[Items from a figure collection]
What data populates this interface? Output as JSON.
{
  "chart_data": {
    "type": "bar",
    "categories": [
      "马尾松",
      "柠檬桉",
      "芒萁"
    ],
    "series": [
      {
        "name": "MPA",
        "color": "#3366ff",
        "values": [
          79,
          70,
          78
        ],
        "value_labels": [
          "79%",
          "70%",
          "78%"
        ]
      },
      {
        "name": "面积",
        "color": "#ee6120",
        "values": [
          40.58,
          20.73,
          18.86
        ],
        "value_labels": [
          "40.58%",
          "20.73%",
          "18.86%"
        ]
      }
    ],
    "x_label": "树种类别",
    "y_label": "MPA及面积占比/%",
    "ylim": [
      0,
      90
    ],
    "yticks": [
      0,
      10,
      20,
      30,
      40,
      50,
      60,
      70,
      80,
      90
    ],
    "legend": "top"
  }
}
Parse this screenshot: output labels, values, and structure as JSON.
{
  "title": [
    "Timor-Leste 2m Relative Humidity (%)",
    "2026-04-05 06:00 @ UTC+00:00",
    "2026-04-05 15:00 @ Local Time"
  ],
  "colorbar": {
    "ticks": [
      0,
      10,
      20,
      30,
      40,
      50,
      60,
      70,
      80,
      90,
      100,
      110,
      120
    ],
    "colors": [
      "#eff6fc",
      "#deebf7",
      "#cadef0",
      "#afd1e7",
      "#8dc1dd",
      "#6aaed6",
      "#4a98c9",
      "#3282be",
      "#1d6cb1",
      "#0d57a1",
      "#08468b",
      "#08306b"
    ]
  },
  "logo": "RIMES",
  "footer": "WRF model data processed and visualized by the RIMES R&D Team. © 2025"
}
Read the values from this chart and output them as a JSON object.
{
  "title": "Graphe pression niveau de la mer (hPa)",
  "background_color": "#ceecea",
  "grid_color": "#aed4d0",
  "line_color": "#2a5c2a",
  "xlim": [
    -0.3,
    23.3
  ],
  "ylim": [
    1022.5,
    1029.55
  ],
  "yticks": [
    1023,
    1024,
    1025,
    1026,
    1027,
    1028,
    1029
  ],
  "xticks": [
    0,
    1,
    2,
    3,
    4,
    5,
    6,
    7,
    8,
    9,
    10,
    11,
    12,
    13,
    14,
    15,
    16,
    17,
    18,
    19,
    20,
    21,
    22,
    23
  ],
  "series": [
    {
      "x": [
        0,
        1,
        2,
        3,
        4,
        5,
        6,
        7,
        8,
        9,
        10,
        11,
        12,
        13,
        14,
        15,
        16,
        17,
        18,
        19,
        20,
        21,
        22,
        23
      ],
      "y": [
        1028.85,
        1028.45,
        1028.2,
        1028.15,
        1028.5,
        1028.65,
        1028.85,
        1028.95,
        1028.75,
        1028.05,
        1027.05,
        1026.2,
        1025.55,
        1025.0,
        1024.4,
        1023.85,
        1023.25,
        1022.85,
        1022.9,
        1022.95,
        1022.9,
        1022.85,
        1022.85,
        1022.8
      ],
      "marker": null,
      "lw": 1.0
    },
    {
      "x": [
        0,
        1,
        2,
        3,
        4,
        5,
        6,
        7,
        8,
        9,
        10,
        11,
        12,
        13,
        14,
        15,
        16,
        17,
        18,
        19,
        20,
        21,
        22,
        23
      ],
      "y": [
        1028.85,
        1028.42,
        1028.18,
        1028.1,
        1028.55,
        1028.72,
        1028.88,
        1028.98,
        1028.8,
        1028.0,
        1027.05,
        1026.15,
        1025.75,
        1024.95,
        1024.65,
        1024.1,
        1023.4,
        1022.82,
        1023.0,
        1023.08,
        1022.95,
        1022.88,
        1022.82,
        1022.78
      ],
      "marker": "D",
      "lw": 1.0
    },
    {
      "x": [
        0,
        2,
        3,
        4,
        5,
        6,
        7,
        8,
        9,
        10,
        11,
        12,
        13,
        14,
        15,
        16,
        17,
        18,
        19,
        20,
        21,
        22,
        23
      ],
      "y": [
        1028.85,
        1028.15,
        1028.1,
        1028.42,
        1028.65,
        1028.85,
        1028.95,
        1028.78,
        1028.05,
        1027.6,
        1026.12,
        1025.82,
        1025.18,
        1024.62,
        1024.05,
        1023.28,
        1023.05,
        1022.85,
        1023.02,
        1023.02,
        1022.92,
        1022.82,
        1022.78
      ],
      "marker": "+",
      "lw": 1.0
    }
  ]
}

# YOUR OBJECTIVE
Please give back all of the records exactly as written.

# THE REPLY
What data populates this interface? Output as JSON.
{
  "chart_data": {
    "type": "bar",
    "categories": [
      "马尾松",
      "柠檬桉",
      "芒萁"
    ],
    "series": [
      {
        "name": "MPA",
        "color": "#3366ff",
        "values": [
          79,
          70,
          78
        ],
        "value_labels": [
          "79%",
          "70%",
          "78%"
        ]
      },
      {
        "name": "面积",
        "color": "#ee6120",
        "values": [
          40.58,
          20.73,
          18.86
        ],
        "value_labels": [
          "40.58%",
          "20.73%",
          "18.86%"
        ]
      }
    ],
    "x_label": "树种类别",
    "y_label": "MPA及面积占比/%",
    "ylim": [
      0,
      90
    ],
    "yticks": [
      0,
      10,
      20,
      30,
      40,
      50,
      60,
      70,
      80,
      90
    ],
    "legend": "top"
  }
}
Parse this screenshot: output labels, values, and structure as JSON.
{
  "title": [
    "Timor-Leste 2m Relative Humidity (%)",
    "2026-04-05 06:00 @ UTC+00:00",
    "2026-04-05 15:00 @ Local Time"
  ],
  "colorbar": {
    "ticks": [
      0,
      10,
      20,
      30,
      40,
      50,
      60,
      70,
      80,
      90,
      100,
      110,
      120
    ],
    "colors": [
      "#eff6fc",
      "#deebf7",
      "#cadef0",
      "#afd1e7",
      "#8dc1dd",
      "#6aaed6",
      "#4a98c9",
      "#3282be",
      "#1d6cb1",
      "#0d57a1",
      "#08468b",
      "#08306b"
    ]
  },
  "logo": "RIMES",
  "footer": "WRF model data processed and visualized by the RIMES R&D Team. © 2025"
}
Read the values from this chart and output them as a JSON object.
{
  "title": "Graphe pression niveau de la mer (hPa)",
  "background_color": "#ceecea",
  "grid_color": "#aed4d0",
  "line_color": "#2a5c2a",
  "xlim": [
    -0.3,
    23.3
  ],
  "ylim": [
    1022.5,
    1029.55
  ],
  "yticks": [
    1023,
    1024,
    1025,
    1026,
    1027,
    1028,
    1029
  ],
  "xticks": [
    0,
    1,
    2,
    3,
    4,
    5,
    6,
    7,
    8,
    9,
    10,
    11,
    12,
    13,
    14,
    15,
    16,
    17,
    18,
    19,
    20,
    21,
    22,
    23
  ],
  "series": [
    {
      "x": [
        0,
        1,
        2,
        3,
        4,
        5,
        6,
        7,
        8,
        9,
        10,
        11,
        12,
        13,
        14,
        15,
        16,
        17,
        18,
        19,
        20,
        21,
        22,
        23
      ],
      "y": [
        1028.85,
        1028.45,
        1028.2,
        1028.15,
        1028.5,
        1028.65,
        1028.85,
        1028.95,
        1028.75,
        1028.05,
        1027.05,
        1026.2,
        1025.55,
        1025.0,
        1024.4,
        1023.85,
        1023.25,
        1022.85,
        1022.9,
        1022.95,
        1022.9,
        1022.85,
        1022.85,
        1022.8
      ],
      "marker": null,
      "lw": 1.0
    },
    {
      "x": [
        0,
        1,
        2,
        3,
        4,
        5,
        6,
        7,
        8,
        9,
        10,
        11,
        12,
        13,
        14,
        15,
        16,
        17,
        18,
        19,
        20,
        21,
        22,
        23
      ],
      "y": [
        1028.85,
        1028.42,
        1028.18,
        1028.1,
        1028.55,
        1028.72,
        1028.88,
        1028.98,
        1028.8,
        1028.0,
        1027.05,
        1026.15,
        1025.75,
        1024.95,
        1024.65,
        1024.1,
        1023.4,
        1022.82,
        1023.0,
        1023.08,
        1022.95,
        1022.88,
        1022.82,
        1022.78
      ],
      "marker": "D",
      "lw": 1.0
    },
    {
      "x": [
        0,
        2,
        3,
        4,
        5,
        6,
        7,
        8,
        9,
        10,
        11,
        12,
        13,
        14,
        15,
        16,
        17,
        18,
        19,
        20,
        21,
        22,
        23
      ],
      "y": [
        1028.85,
        1028.15,
        1028.1,
        1028.42,
        1028.65,
        1028.85,
        1028.95,
        1028.78,
        1028.05,
        1027.6,
        1026.12,
        1025.82,
        1025.18,
        1024.62,
        1024.05,
        1023.28,
        1023.05,
        1022.85,
        1023.02,
        1023.02,
        1022.92,
        1022.82,
        1022.78
      ],
      "marker": "+",
      "lw": 1.0
    }
  ]
}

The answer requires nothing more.